>>>>>

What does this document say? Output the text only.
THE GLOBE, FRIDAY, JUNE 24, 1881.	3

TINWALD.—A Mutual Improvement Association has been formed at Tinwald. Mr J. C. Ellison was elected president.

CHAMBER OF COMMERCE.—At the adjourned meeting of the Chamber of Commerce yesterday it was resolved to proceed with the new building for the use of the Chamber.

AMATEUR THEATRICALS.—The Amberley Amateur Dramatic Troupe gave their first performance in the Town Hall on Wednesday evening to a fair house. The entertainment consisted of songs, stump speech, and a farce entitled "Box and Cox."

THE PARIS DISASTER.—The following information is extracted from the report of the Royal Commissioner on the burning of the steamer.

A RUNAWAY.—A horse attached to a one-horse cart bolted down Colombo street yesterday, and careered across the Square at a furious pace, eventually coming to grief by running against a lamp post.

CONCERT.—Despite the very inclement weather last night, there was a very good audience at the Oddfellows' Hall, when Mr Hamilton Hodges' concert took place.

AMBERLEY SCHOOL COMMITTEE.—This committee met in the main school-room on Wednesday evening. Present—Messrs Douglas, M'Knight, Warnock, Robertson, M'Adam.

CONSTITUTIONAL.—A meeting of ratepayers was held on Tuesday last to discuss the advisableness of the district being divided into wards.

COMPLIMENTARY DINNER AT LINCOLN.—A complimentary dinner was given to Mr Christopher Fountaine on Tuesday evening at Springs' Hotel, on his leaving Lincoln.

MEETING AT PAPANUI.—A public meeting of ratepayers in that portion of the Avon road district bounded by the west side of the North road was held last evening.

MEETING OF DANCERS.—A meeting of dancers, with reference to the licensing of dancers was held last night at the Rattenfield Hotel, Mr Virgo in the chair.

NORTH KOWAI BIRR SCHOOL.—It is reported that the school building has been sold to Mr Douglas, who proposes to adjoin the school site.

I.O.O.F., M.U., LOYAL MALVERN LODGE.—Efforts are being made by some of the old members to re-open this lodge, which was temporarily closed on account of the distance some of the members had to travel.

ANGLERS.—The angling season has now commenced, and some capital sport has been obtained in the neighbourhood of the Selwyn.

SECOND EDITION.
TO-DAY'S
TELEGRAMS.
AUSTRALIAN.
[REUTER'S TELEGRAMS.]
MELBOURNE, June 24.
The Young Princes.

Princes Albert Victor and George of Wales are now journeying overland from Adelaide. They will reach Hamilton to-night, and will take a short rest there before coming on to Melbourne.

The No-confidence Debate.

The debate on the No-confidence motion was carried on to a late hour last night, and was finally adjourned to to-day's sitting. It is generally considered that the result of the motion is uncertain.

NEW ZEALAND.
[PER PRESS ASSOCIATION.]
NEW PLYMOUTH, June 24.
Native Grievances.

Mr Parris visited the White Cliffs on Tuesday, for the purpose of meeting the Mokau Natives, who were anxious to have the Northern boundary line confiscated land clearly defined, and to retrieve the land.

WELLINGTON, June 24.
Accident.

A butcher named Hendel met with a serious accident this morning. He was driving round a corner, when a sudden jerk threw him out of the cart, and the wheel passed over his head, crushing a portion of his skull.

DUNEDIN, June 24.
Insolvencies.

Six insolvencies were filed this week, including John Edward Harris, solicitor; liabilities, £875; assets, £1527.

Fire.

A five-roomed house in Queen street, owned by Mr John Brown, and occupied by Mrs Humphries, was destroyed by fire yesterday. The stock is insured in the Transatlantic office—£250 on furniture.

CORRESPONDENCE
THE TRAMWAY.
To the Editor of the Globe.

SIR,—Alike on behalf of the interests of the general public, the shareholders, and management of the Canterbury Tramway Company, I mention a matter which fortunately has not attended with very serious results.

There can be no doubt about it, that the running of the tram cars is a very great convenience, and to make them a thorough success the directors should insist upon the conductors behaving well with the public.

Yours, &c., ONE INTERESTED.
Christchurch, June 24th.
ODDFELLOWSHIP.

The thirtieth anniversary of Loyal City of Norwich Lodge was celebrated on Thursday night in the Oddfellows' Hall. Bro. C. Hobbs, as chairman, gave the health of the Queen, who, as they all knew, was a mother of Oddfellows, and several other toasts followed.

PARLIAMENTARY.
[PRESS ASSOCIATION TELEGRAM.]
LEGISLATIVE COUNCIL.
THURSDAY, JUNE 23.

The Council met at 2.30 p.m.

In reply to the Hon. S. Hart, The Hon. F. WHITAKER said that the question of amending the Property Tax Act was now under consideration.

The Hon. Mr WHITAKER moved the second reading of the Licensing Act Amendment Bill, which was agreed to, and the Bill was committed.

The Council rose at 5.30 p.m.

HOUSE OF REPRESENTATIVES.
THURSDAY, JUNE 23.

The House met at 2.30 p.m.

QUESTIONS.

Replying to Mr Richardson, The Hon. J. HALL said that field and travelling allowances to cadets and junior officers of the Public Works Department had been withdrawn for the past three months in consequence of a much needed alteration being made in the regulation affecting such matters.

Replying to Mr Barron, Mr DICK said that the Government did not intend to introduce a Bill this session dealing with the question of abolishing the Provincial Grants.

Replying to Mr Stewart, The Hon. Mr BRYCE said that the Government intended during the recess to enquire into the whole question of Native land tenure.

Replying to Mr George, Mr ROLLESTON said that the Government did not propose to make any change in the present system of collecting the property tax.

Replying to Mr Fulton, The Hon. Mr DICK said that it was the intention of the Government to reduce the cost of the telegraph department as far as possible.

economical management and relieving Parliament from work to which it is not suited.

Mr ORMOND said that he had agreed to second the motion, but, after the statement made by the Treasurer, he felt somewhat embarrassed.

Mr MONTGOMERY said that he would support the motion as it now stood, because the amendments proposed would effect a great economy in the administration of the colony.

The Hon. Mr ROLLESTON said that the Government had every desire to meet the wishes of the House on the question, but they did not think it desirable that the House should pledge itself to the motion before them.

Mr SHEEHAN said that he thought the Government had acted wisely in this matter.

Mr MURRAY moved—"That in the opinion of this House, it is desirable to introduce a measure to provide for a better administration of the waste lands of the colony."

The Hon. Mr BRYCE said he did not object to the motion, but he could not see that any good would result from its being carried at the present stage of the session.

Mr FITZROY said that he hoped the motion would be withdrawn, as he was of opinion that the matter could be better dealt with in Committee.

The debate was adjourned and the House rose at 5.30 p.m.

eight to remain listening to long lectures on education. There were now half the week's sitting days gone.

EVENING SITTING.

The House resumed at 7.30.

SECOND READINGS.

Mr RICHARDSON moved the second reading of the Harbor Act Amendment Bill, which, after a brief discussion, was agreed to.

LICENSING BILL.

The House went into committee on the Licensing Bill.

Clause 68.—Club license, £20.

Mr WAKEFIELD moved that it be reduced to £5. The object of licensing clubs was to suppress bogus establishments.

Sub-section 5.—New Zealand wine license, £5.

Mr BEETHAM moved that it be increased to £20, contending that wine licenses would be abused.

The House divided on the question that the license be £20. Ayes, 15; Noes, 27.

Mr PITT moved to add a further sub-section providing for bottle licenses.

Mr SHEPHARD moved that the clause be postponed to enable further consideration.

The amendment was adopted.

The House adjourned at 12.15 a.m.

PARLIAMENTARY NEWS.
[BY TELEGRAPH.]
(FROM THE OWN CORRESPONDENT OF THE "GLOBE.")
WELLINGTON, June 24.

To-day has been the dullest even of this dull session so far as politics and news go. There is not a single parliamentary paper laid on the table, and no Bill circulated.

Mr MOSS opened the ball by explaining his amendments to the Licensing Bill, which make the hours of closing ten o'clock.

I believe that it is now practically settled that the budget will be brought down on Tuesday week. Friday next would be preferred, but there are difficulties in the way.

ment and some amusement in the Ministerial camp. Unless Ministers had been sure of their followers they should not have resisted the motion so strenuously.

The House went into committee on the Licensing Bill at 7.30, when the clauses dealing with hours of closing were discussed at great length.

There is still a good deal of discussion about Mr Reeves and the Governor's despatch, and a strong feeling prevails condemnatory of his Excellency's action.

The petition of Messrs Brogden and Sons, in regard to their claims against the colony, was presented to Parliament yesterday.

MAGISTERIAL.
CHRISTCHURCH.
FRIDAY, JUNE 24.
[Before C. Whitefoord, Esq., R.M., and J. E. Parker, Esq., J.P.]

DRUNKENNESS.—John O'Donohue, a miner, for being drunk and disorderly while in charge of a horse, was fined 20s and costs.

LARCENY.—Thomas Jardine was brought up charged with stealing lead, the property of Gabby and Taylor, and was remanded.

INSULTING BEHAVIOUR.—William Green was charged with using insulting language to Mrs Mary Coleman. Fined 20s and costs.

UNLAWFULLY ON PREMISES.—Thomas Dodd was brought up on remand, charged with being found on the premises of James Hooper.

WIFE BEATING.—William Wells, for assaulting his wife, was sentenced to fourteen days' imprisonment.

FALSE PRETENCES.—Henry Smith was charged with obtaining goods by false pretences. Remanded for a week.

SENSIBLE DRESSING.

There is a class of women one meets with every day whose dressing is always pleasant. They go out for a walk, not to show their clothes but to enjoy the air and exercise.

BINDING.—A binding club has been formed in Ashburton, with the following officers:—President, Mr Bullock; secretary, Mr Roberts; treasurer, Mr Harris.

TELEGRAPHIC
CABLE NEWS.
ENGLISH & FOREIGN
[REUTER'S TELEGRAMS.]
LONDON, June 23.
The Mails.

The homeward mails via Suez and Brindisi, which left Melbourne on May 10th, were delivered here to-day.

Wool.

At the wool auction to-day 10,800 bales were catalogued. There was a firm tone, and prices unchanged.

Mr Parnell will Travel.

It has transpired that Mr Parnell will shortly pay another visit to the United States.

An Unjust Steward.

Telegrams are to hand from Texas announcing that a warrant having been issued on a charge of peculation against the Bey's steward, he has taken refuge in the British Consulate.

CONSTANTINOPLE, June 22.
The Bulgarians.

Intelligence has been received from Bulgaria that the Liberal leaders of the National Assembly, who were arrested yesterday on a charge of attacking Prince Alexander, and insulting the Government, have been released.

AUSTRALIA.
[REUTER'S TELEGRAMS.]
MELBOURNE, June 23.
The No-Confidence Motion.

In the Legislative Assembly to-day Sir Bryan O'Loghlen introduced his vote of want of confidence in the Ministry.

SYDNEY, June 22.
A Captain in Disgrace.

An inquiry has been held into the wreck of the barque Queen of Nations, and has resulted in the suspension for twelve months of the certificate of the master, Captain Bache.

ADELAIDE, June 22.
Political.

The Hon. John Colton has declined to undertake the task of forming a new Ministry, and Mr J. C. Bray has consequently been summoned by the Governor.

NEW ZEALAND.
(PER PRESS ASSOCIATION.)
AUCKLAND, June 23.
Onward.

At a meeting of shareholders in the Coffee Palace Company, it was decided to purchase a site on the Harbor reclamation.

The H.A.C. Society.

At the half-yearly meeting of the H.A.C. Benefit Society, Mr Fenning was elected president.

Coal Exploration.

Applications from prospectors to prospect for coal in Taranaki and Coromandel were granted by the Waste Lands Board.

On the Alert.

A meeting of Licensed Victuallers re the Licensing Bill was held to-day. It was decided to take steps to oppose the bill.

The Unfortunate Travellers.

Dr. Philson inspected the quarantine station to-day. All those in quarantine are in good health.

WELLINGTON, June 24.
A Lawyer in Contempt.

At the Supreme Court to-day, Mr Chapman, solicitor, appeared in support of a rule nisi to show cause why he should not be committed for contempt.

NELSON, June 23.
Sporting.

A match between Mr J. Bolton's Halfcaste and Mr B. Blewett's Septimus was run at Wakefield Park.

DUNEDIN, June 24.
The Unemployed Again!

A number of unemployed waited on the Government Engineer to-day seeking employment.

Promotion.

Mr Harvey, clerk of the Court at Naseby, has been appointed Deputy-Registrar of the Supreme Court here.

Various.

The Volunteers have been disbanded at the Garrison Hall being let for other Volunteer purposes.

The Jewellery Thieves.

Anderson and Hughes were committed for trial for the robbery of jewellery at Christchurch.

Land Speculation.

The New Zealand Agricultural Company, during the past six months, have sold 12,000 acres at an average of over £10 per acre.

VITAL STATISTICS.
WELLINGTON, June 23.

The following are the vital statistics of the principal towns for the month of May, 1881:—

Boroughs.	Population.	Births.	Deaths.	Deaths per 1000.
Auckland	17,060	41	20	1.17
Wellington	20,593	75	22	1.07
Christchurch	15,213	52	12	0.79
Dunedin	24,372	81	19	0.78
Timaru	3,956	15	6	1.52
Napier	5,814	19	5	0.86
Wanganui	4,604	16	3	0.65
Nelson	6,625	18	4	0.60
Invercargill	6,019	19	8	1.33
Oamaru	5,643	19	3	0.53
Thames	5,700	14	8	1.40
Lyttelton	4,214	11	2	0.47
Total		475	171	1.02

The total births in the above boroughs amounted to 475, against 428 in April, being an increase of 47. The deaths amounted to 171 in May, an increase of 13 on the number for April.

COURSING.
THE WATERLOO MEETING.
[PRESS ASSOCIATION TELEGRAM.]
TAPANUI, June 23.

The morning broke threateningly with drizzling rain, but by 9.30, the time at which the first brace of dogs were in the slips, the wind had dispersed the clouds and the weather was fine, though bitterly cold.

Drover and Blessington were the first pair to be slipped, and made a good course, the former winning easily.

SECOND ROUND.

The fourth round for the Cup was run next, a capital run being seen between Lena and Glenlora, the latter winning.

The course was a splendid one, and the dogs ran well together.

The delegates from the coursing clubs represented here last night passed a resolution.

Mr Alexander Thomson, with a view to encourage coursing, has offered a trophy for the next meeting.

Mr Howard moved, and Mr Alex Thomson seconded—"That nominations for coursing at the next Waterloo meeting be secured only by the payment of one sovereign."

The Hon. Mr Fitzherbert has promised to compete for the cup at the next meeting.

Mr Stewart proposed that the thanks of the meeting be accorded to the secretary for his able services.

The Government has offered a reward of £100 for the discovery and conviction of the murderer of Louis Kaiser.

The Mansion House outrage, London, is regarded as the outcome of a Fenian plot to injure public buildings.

<<<<<
>>>>>

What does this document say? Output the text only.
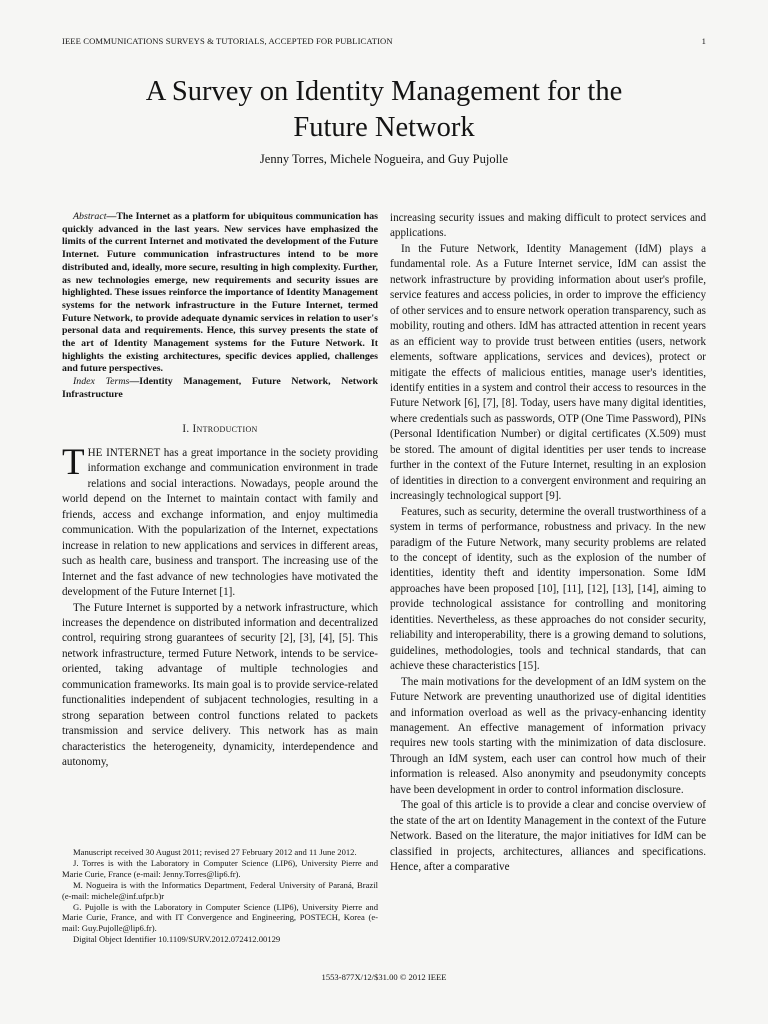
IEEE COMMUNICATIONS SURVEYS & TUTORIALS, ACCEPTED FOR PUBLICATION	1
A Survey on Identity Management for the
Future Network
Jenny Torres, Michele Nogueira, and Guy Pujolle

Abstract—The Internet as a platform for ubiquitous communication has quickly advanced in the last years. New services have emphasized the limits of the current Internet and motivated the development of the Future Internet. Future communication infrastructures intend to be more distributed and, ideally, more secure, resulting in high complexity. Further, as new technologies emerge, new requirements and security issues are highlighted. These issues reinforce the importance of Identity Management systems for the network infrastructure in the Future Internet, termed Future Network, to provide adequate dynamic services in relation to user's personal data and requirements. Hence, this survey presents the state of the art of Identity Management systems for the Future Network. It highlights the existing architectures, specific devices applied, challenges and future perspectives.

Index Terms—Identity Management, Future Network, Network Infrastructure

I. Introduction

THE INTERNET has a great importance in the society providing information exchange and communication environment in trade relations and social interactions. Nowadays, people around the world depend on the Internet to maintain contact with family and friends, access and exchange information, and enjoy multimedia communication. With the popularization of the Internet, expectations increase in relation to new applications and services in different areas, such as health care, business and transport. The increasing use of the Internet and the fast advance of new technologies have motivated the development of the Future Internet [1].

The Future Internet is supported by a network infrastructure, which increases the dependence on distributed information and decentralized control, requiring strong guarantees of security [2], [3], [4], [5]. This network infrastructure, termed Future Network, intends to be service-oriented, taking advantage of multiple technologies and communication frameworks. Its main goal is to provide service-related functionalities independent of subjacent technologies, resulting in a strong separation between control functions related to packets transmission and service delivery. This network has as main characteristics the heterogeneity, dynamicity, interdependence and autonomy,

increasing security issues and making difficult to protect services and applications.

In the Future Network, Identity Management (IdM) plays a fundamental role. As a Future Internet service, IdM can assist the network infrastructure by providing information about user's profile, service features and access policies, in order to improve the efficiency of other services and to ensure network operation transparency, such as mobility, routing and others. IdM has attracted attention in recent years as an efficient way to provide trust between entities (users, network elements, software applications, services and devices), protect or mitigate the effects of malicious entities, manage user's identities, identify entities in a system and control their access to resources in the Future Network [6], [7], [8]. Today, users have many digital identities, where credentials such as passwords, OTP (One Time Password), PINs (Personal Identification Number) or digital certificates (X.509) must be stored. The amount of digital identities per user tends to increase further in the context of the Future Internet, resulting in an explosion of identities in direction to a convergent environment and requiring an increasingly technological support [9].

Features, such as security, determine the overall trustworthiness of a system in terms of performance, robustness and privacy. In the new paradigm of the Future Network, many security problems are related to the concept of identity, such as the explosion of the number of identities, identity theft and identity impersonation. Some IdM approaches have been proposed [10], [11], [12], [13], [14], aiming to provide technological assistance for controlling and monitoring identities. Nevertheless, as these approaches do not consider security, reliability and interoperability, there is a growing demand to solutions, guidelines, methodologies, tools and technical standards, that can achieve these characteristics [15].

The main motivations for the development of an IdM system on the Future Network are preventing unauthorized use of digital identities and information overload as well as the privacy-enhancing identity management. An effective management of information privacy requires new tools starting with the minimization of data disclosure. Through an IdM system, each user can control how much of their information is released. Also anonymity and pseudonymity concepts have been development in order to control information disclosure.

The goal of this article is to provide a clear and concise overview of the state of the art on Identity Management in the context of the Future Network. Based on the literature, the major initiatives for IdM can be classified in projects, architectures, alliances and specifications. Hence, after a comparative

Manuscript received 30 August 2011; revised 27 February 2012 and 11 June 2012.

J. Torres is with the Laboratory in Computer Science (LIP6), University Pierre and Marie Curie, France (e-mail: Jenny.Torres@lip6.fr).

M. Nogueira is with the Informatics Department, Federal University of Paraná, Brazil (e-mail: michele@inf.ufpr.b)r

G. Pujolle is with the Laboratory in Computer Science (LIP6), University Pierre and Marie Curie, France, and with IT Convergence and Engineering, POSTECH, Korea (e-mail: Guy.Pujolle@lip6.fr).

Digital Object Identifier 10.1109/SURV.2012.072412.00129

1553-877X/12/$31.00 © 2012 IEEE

<<<<<

To do:
Select the lines from the entries that include the word "weather".

Problem solution:
CONCERT.—Despite the very inclement weather last night, there was a very good audience at the Oddfellows' Hall, when Mr Hamilton Hodges' concert took place.
The morning broke threateningly with drizzling rain, but by 9.30, the time at which the first brace of dogs were in the slips, the wind had dispersed the clouds and the weather was fine, though bitterly cold.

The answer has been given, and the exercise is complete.